» STATED GOAL
Of the lines in this listing, how many contain the word "está"? Give the number and nothing else.
╭─ MATERIAL SHOWN
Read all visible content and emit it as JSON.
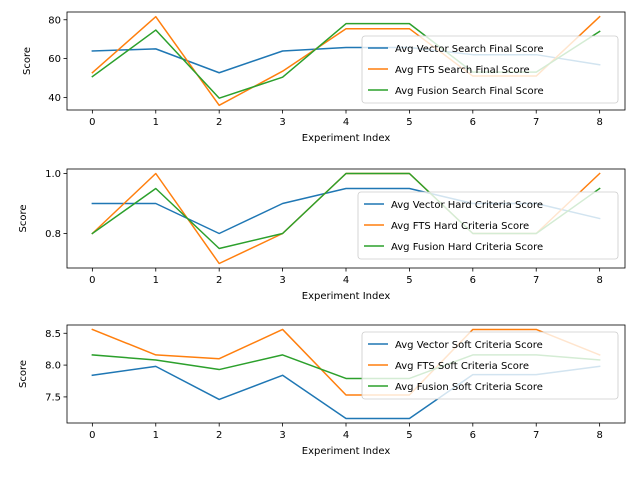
{
  "chart_data": [
    {
      "type": "line",
      "xlabel": "Experiment Index",
      "ylabel": "Score",
      "x": [
        0,
        1,
        2,
        3,
        4,
        5,
        6,
        7,
        8
      ],
      "xlim": [
        -0.4,
        8.4
      ],
      "ylim": [
        33.5,
        84.0
      ],
      "xticks": [
        "0",
        "1",
        "2",
        "3",
        "4",
        "5",
        "6",
        "7",
        "8"
      ],
      "yticks": [
        40,
        60,
        80
      ],
      "ytick_labels": [
        "40",
        "60",
        "80"
      ],
      "grid": false,
      "legend_position": "center-right",
      "series": [
        {
          "name": "Avg Vector Search Final Score",
          "color": "#1f77b4",
          "values": [
            63.9,
            65.0,
            52.7,
            63.9,
            65.7,
            65.7,
            62.0,
            62.0,
            56.8
          ]
        },
        {
          "name": "Avg FTS Search Final Score",
          "color": "#ff7f0e",
          "values": [
            52.7,
            81.6,
            35.9,
            53.5,
            75.4,
            75.4,
            51.0,
            51.0,
            81.6
          ]
        },
        {
          "name": "Avg Fusion Search Final Score",
          "color": "#2ca02c",
          "values": [
            50.7,
            74.7,
            39.6,
            50.4,
            78.0,
            78.0,
            53.0,
            53.0,
            74.0
          ]
        }
      ]
    },
    {
      "type": "line",
      "xlabel": "Experiment Index",
      "ylabel": "Score",
      "x": [
        0,
        1,
        2,
        3,
        4,
        5,
        6,
        7,
        8
      ],
      "xlim": [
        -0.4,
        8.4
      ],
      "ylim": [
        0.685,
        1.015
      ],
      "xticks": [
        "0",
        "1",
        "2",
        "3",
        "4",
        "5",
        "6",
        "7",
        "8"
      ],
      "yticks": [
        0.8,
        1.0
      ],
      "ytick_labels": [
        "0.8",
        "1.0"
      ],
      "grid": false,
      "legend_position": "center-right",
      "series": [
        {
          "name": "Avg Vector Hard Criteria Score",
          "color": "#1f77b4",
          "values": [
            0.9,
            0.9,
            0.8,
            0.9,
            0.95,
            0.95,
            0.9,
            0.9,
            0.85
          ]
        },
        {
          "name": "Avg FTS Hard Criteria Score",
          "color": "#ff7f0e",
          "values": [
            0.8,
            1.0,
            0.7,
            0.8,
            1.0,
            1.0,
            0.8,
            0.8,
            1.0
          ]
        },
        {
          "name": "Avg Fusion Hard Criteria Score",
          "color": "#2ca02c",
          "values": [
            0.8,
            0.95,
            0.75,
            0.8,
            1.0,
            1.0,
            0.8,
            0.8,
            0.95
          ]
        }
      ]
    },
    {
      "type": "line",
      "xlabel": "Experiment Index",
      "ylabel": "Score",
      "x": [
        0,
        1,
        2,
        3,
        4,
        5,
        6,
        7,
        8
      ],
      "xlim": [
        -0.4,
        8.4
      ],
      "ylim": [
        7.09,
        8.63
      ],
      "xticks": [
        "0",
        "1",
        "2",
        "3",
        "4",
        "5",
        "6",
        "7",
        "8"
      ],
      "yticks": [
        7.5,
        8.0,
        8.5
      ],
      "ytick_labels": [
        "7.5",
        "8.0",
        "8.5"
      ],
      "grid": false,
      "legend_position": "center-right",
      "series": [
        {
          "name": "Avg Vector Soft Criteria Score",
          "color": "#1f77b4",
          "values": [
            7.84,
            7.98,
            7.46,
            7.84,
            7.16,
            7.16,
            7.85,
            7.85,
            7.98
          ]
        },
        {
          "name": "Avg FTS Soft Criteria Score",
          "color": "#ff7f0e",
          "values": [
            8.56,
            8.16,
            8.1,
            8.56,
            7.53,
            7.53,
            8.56,
            8.56,
            8.16
          ]
        },
        {
          "name": "Avg Fusion Soft Criteria Score",
          "color": "#2ca02c",
          "values": [
            8.16,
            8.08,
            7.93,
            8.16,
            7.79,
            7.79,
            8.16,
            8.16,
            8.08
          ]
        }
      ]
    }
  ]
}
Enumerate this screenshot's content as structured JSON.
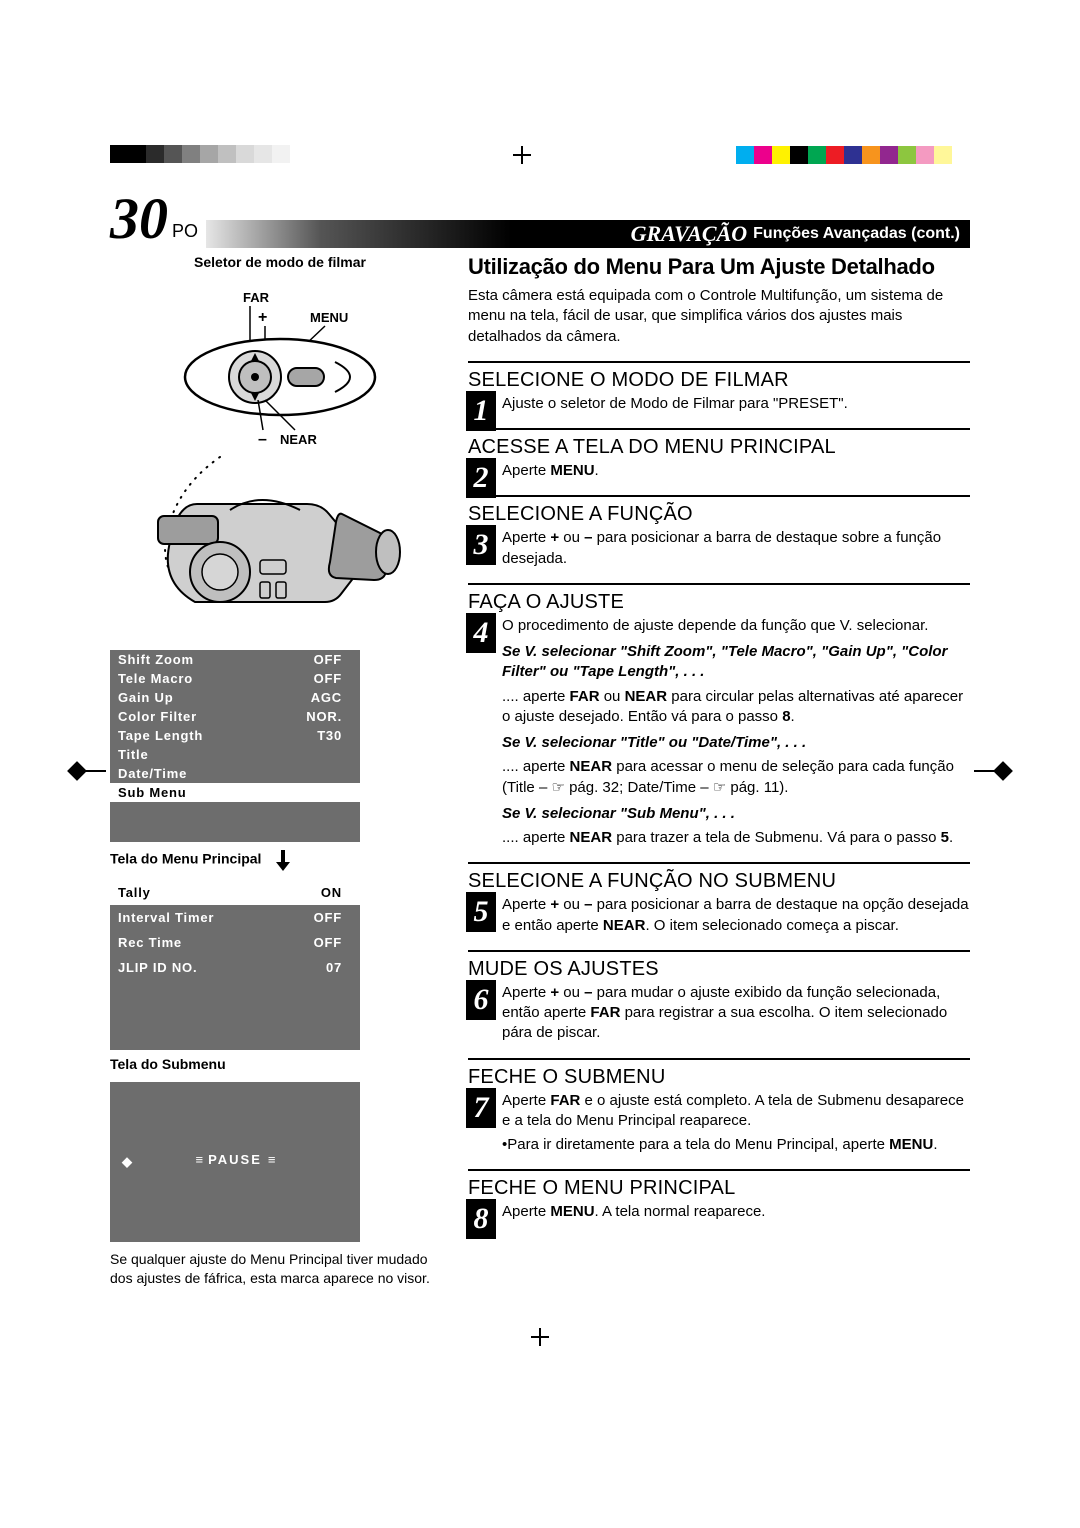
{
  "regmarks": {
    "grays": [
      "#000000",
      "#000000",
      "#2b2b2b",
      "#555555",
      "#808080",
      "#a6a6a6",
      "#c0c0c0",
      "#d9d9d9",
      "#e6e6e6",
      "#f2f2f2",
      "#ffffff"
    ],
    "colors": [
      "#00aeef",
      "#ec008c",
      "#fff200",
      "#000000",
      "#00a651",
      "#ed1c24",
      "#2e3192",
      "#f7941d",
      "#92278f",
      "#8dc63f",
      "#f49ac1",
      "#fff799",
      "#ffffff"
    ]
  },
  "header": {
    "page_no": "30",
    "po": "PO",
    "category": "GRAVAÇÃO",
    "subtitle": "Funções Avançadas (cont.)"
  },
  "left": {
    "selector_label": "Seletor de modo de filmar",
    "far": "FAR",
    "plus": "+",
    "menu": "MENU",
    "near": "NEAR",
    "minus": "–",
    "main_menu": {
      "caption": "Tela do Menu Principal",
      "rows": [
        {
          "label": "Shift Zoom",
          "value": "OFF"
        },
        {
          "label": "Tele Macro",
          "value": "OFF"
        },
        {
          "label": "Gain Up",
          "value": "AGC"
        },
        {
          "label": "Color Filter",
          "value": "NOR."
        },
        {
          "label": "Tape Length",
          "value": "T30"
        },
        {
          "label": "Title",
          "value": ""
        },
        {
          "label": "Date/Time",
          "value": ""
        },
        {
          "label": "Sub Menu",
          "value": "",
          "hl": true
        }
      ]
    },
    "sub_menu": {
      "caption": "Tela do Submenu",
      "rows": [
        {
          "label": "Tally",
          "value": "ON",
          "hl": true
        },
        {
          "label": "Interval Timer",
          "value": "OFF"
        },
        {
          "label": "Rec Time",
          "value": "OFF"
        },
        {
          "label": "JLIP ID NO.",
          "value": "07"
        }
      ]
    },
    "pause_label": "PAUSE",
    "footnote": "Se qualquer ajuste do Menu Principal tiver mudado dos ajustes de fáfrica, esta marca aparece no visor."
  },
  "right": {
    "title": "Utilização do Menu Para Um Ajuste Detalhado",
    "intro": "Esta câmera está equipada com o Controle Multifunção, um sistema de menu na tela, fácil de usar, que simplifica vários dos ajustes mais detalhados da câmera.",
    "steps": [
      {
        "n": "1",
        "title": "SELECIONE O MODO DE FILMAR",
        "body": "Ajuste o seletor de Modo de Filmar para \"PRESET\"."
      },
      {
        "n": "2",
        "title": "ACESSE A TELA DO MENU PRINCIPAL",
        "body": "Aperte <b>MENU</b>."
      },
      {
        "n": "3",
        "title": "SELECIONE A FUNÇÃO",
        "body": "Aperte <b>+</b> ou <b>–</b> para posicionar a barra de destaque sobre a função desejada."
      },
      {
        "n": "4",
        "title": "FAÇA O AJUSTE",
        "body": "O procedimento de ajuste depende da função que V. selecionar.",
        "conds": [
          {
            "t": "Se V. selecionar \"Shift Zoom\", \"Tele Macro\", \"Gain Up\", \"Color Filter\" ou \"Tape Length\", . . .",
            "b": ".... aperte <b>FAR</b> ou <b>NEAR</b> para circular pelas alternativas até aparecer o ajuste desejado. Então vá para o passo <b>8</b>."
          },
          {
            "t": "Se V. selecionar \"Title\" ou \"Date/Time\", . . .",
            "b": ".... aperte <b>NEAR</b> para acessar o menu de seleção para cada função (Title – ☞ pág. 32; Date/Time – ☞ pág. 11)."
          },
          {
            "t": "Se V. selecionar \"Sub Menu\", . . .",
            "b": ".... aperte <b>NEAR</b> para trazer a tela de Submenu. Vá para o passo <b>5</b>."
          }
        ]
      },
      {
        "n": "5",
        "title": "SELECIONE A FUNÇÃO NO SUBMENU",
        "body": "Aperte <b>+</b> ou <b>–</b> para posicionar a barra de destaque na opção desejada e então aperte <b>NEAR</b>. O item selecionado começa a piscar."
      },
      {
        "n": "6",
        "title": "MUDE OS AJUSTES",
        "body": "Aperte <b>+</b> ou <b>–</b> para mudar o ajuste exibido da função selecionada, então aperte <b>FAR</b> para registrar a sua escolha. O item selecionado pára de piscar."
      },
      {
        "n": "7",
        "title": "FECHE O SUBMENU",
        "body": "Aperte <b>FAR</b> e o ajuste está completo. A tela de Submenu desaparece e a tela do Menu Principal reaparece.",
        "bullet": "•Para ir diretamente para a tela do Menu Principal, aperte <b>MENU</b>."
      },
      {
        "n": "8",
        "title": "FECHE O MENU PRINCIPAL",
        "body": "Aperte <b>MENU</b>. A tela normal reaparece."
      }
    ]
  }
}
╰─
» PROBLEM SOLUTION
2